TASK INSTRUCTIONS:
Extract the complete listing and repeat it word for word.

------ EXERCISE INPUTS ------

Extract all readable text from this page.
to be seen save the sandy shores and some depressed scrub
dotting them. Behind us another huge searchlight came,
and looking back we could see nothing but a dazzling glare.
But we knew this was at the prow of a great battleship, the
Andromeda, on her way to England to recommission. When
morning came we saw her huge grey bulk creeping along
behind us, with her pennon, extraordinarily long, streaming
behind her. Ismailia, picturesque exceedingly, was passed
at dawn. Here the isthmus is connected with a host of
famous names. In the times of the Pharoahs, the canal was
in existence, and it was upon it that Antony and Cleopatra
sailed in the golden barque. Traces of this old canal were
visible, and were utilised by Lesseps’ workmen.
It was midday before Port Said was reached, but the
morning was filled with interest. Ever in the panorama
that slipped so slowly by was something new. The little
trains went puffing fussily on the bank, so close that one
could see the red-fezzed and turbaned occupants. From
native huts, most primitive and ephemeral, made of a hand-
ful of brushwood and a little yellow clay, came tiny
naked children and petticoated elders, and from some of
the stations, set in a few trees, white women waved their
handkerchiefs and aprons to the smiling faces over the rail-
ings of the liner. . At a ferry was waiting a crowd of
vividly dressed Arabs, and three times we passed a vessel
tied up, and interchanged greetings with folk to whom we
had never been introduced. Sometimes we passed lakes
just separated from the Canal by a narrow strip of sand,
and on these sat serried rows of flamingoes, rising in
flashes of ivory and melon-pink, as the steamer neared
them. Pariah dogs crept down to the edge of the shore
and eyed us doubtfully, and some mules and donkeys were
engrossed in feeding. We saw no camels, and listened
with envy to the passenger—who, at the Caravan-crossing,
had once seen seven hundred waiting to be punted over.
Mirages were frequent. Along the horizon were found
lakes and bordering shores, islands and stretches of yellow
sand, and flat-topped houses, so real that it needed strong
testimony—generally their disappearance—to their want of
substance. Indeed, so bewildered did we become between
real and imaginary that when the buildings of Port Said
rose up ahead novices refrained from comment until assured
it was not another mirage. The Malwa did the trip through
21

------

FINISHED TASK:
Extract all readable text from this page.
to be seen save the sandy shores and some depressed scrub
dotting them. Behind us another huge searchlight came,
and looking back we could see nothing but a dazzling glare.
But we knew this was at the prow of a great battleship, the
Andromeda, on her way to England to recommission. When
morning came we saw her huge grey bulk creeping along
behind us, with her pennon, extraordinarily long, streaming
behind her. Ismailia, picturesque exceedingly, was passed
at dawn. Here the isthmus is connected with a host of
famous names. In the times of the Pharoahs, the canal was
in existence, and it was upon it that Antony and Cleopatra
sailed in the golden barque. Traces of this old canal were
visible, and were utilised by Lesseps’ workmen.
It was midday before Port Said was reached, but the
morning was filled with interest. Ever in the panorama
that slipped so slowly by was something new. The little
trains went puffing fussily on the bank, so close that one
could see the red-fezzed and turbaned occupants. From
native huts, most primitive and ephemeral, made of a hand-
ful of brushwood and a little yellow clay, came tiny
naked children and petticoated elders, and from some of
the stations, set in a few trees, white women waved their
handkerchiefs and aprons to the smiling faces over the rail-
ings of the liner. . At a ferry was waiting a crowd of
vividly dressed Arabs, and three times we passed a vessel
tied up, and interchanged greetings with folk to whom we
had never been introduced. Sometimes we passed lakes
just separated from the Canal by a narrow strip of sand,
and on these sat serried rows of flamingoes, rising in
flashes of ivory and melon-pink, as the steamer neared
them. Pariah dogs crept down to the edge of the shore
and eyed us doubtfully, and some mules and donkeys were
engrossed in feeding. We saw no camels, and listened
with envy to the passenger—who, at the Caravan-crossing,
had once seen seven hundred waiting to be punted over.
Mirages were frequent. Along the horizon were found
lakes and bordering shores, islands and stretches of yellow
sand, and flat-topped houses, so real that it needed strong
testimony—generally their disappearance—to their want of
substance. Indeed, so bewildered did we become between
real and imaginary that when the buildings of Port Said
rose up ahead novices refrained from comment until assured
it was not another mirage. The Malwa did the trip through
21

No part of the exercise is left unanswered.